# Records supplied start

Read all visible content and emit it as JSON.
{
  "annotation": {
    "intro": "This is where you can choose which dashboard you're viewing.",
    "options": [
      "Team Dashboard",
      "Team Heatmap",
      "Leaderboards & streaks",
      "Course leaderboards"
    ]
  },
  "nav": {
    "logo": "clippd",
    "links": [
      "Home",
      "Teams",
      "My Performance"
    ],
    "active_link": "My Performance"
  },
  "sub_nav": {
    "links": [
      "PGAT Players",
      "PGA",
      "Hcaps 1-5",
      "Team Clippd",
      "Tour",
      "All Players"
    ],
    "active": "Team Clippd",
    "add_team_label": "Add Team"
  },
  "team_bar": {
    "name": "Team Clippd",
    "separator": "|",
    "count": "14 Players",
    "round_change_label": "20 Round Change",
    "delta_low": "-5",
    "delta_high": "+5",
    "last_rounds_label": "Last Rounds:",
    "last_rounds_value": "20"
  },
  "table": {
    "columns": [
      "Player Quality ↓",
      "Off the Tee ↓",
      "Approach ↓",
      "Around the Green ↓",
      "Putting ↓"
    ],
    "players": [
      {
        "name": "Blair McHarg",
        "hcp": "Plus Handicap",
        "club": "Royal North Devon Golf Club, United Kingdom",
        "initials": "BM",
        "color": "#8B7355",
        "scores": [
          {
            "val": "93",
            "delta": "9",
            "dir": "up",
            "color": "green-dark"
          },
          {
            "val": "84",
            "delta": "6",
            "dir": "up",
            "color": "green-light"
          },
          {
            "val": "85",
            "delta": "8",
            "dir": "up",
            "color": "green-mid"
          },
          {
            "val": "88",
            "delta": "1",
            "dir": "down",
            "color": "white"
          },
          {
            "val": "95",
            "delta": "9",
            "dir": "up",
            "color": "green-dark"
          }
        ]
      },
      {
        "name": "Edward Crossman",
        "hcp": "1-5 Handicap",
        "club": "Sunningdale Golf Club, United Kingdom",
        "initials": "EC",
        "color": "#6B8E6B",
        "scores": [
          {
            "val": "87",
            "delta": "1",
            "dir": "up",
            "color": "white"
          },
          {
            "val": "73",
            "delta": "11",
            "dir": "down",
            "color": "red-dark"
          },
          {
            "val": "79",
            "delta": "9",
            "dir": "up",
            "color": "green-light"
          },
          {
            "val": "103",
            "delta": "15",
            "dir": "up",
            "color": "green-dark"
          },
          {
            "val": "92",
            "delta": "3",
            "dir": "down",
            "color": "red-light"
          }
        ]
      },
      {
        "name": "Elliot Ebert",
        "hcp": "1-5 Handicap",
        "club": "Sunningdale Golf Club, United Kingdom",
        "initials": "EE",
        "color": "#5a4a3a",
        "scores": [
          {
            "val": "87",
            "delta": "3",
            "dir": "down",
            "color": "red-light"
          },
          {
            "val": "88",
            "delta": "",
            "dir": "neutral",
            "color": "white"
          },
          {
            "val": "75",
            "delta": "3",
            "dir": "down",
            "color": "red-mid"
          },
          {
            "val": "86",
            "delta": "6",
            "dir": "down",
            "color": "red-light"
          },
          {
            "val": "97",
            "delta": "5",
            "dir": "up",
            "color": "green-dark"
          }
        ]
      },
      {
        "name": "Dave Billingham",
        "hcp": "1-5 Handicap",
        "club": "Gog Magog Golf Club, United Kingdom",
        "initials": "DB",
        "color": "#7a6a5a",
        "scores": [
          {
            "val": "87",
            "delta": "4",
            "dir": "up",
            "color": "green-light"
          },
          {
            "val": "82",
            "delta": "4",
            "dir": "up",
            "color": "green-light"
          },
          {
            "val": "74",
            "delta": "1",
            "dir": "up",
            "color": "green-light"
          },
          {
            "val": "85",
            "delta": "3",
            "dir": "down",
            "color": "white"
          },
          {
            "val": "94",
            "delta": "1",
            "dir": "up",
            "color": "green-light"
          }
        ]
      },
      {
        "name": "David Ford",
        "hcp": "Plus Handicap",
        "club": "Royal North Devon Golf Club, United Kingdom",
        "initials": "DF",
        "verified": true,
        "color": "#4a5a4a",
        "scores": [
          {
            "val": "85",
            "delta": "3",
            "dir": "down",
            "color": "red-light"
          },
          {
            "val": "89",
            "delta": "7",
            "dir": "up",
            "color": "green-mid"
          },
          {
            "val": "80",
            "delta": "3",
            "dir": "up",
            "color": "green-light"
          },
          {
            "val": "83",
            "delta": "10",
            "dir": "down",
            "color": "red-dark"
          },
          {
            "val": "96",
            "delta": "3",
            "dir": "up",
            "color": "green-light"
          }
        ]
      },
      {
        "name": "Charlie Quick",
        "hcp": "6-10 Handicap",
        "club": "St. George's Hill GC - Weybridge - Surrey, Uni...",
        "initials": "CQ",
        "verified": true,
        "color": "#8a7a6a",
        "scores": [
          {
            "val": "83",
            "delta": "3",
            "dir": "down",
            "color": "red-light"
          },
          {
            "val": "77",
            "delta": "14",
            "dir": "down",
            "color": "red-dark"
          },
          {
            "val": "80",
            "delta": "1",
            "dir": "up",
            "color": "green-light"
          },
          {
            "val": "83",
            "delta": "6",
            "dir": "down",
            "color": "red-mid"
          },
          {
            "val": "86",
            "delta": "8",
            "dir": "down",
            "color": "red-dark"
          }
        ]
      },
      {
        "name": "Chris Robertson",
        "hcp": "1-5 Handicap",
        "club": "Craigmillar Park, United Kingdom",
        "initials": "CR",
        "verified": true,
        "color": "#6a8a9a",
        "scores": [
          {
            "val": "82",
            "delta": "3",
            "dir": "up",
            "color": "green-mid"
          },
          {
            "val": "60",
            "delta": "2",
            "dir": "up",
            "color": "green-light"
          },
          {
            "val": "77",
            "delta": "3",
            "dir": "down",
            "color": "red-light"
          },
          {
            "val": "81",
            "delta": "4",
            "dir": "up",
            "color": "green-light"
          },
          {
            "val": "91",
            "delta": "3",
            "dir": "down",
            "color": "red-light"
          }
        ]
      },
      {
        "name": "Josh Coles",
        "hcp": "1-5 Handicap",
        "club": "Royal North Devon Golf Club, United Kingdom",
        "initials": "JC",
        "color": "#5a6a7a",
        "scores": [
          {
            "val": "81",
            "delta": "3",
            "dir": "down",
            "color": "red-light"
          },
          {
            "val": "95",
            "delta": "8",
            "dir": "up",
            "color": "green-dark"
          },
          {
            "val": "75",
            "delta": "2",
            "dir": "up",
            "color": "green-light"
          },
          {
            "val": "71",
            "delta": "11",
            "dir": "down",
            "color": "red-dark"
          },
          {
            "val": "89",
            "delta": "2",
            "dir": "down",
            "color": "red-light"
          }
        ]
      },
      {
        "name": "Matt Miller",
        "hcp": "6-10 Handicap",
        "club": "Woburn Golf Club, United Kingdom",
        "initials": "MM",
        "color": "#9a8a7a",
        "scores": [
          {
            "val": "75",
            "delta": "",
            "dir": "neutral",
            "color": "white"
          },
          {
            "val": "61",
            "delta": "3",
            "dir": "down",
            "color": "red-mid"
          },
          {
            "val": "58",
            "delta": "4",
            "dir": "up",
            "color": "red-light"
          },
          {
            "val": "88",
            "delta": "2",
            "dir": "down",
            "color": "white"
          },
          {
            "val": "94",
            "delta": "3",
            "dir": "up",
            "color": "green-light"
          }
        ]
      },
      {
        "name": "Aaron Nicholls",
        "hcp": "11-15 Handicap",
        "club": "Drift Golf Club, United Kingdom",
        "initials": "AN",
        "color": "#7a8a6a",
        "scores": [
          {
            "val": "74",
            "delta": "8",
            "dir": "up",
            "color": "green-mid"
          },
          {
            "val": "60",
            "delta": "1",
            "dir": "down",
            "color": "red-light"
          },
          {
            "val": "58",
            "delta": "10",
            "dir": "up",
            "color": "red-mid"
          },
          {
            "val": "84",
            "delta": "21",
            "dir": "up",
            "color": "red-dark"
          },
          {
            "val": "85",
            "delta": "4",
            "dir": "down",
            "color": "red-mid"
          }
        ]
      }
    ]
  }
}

# Records supplied end

**Directions**
Write out every line of the preceding listing that contains "Performance".

**Exercise response**
      "My Performance"
    "active_link": "My Performance"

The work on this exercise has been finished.